▶ Aim
Below is a block of records; reproduce all of them exactly and leave out any pictures.

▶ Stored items
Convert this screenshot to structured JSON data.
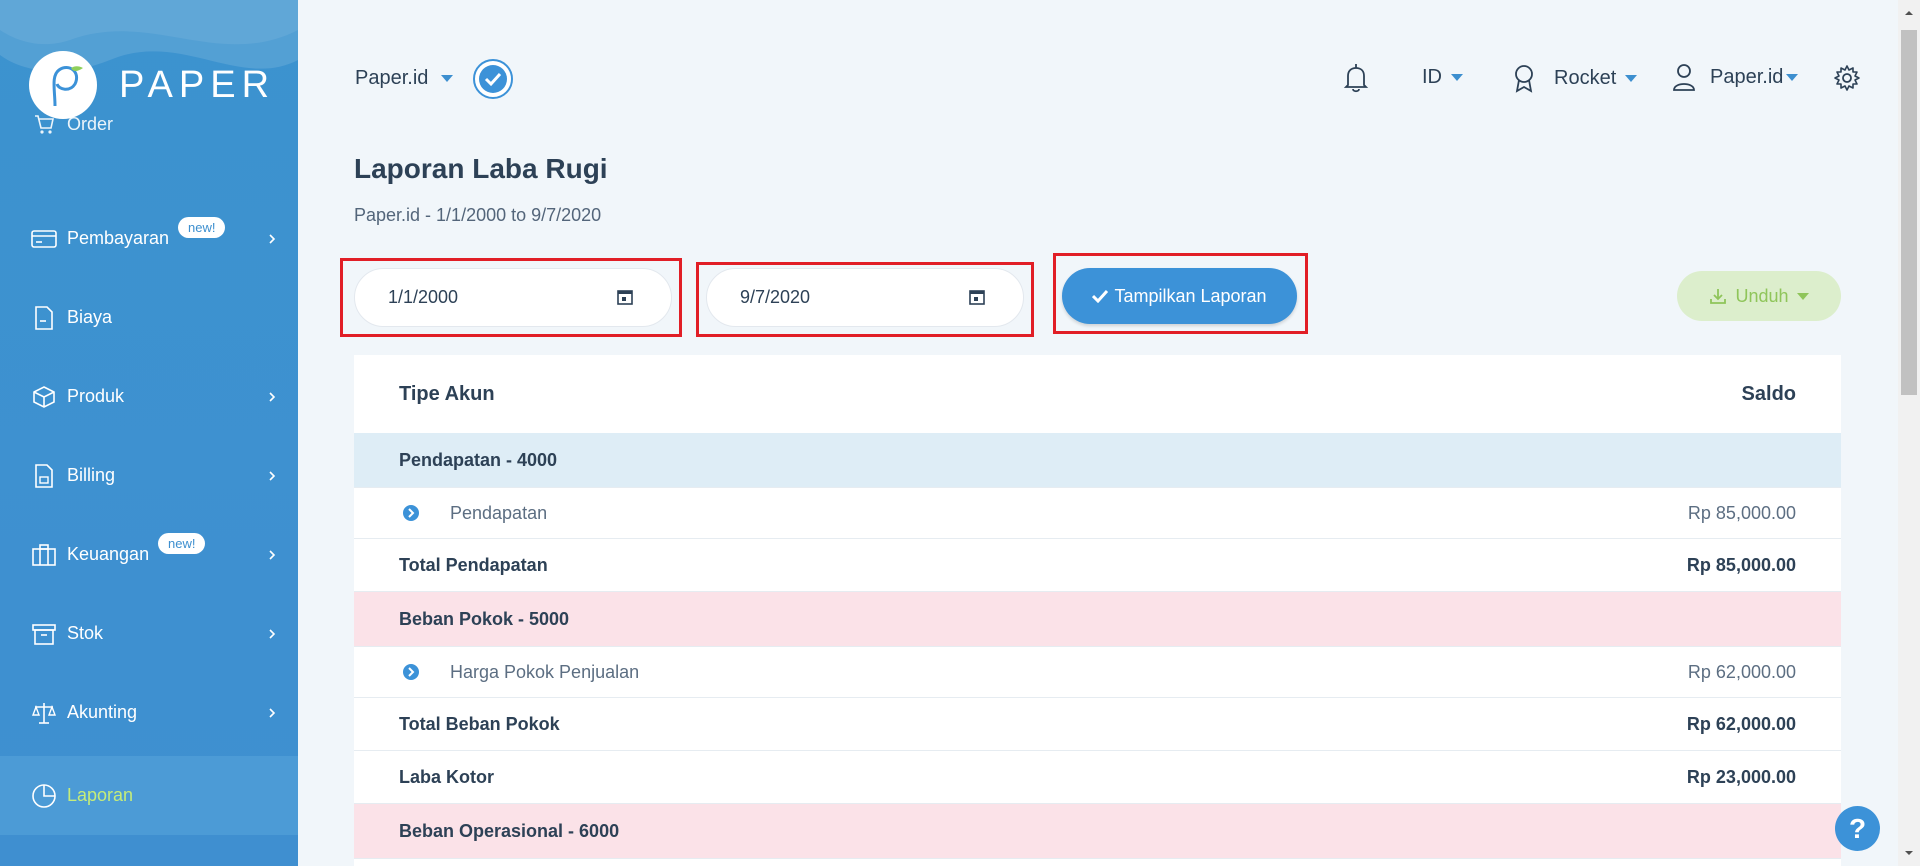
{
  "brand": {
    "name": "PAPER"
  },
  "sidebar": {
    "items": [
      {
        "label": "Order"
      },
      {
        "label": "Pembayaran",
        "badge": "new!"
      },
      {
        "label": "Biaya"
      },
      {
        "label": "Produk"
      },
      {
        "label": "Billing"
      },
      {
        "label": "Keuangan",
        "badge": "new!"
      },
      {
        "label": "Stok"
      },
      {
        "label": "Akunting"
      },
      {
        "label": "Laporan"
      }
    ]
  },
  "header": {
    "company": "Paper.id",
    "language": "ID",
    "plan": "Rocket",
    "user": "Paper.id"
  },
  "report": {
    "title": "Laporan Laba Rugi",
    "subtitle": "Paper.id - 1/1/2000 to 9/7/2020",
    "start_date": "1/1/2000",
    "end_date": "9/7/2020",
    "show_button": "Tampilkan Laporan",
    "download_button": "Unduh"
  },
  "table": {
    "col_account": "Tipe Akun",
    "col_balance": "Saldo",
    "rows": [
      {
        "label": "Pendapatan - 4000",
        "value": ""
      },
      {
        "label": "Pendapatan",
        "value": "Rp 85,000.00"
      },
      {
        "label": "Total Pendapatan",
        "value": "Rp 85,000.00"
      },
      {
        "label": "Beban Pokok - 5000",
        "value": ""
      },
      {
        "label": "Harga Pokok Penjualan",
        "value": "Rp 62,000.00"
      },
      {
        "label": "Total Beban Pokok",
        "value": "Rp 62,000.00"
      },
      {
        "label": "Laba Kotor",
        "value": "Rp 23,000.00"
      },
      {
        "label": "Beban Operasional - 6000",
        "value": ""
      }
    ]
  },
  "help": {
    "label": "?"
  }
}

▶ Final answer
Convert this screenshot to structured JSON data.
{
  "brand": {
    "name": "PAPER"
  },
  "sidebar": {
    "items": [
      {
        "label": "Order"
      },
      {
        "label": "Pembayaran",
        "badge": "new!"
      },
      {
        "label": "Biaya"
      },
      {
        "label": "Produk"
      },
      {
        "label": "Billing"
      },
      {
        "label": "Keuangan",
        "badge": "new!"
      },
      {
        "label": "Stok"
      },
      {
        "label": "Akunting"
      },
      {
        "label": "Laporan"
      }
    ]
  },
  "header": {
    "company": "Paper.id",
    "language": "ID",
    "plan": "Rocket",
    "user": "Paper.id"
  },
  "report": {
    "title": "Laporan Laba Rugi",
    "subtitle": "Paper.id - 1/1/2000 to 9/7/2020",
    "start_date": "1/1/2000",
    "end_date": "9/7/2020",
    "show_button": "Tampilkan Laporan",
    "download_button": "Unduh"
  },
  "table": {
    "col_account": "Tipe Akun",
    "col_balance": "Saldo",
    "rows": [
      {
        "label": "Pendapatan - 4000",
        "value": ""
      },
      {
        "label": "Pendapatan",
        "value": "Rp 85,000.00"
      },
      {
        "label": "Total Pendapatan",
        "value": "Rp 85,000.00"
      },
      {
        "label": "Beban Pokok - 5000",
        "value": ""
      },
      {
        "label": "Harga Pokok Penjualan",
        "value": "Rp 62,000.00"
      },
      {
        "label": "Total Beban Pokok",
        "value": "Rp 62,000.00"
      },
      {
        "label": "Laba Kotor",
        "value": "Rp 23,000.00"
      },
      {
        "label": "Beban Operasional - 6000",
        "value": ""
      }
    ]
  },
  "help": {
    "label": "?"
  }
}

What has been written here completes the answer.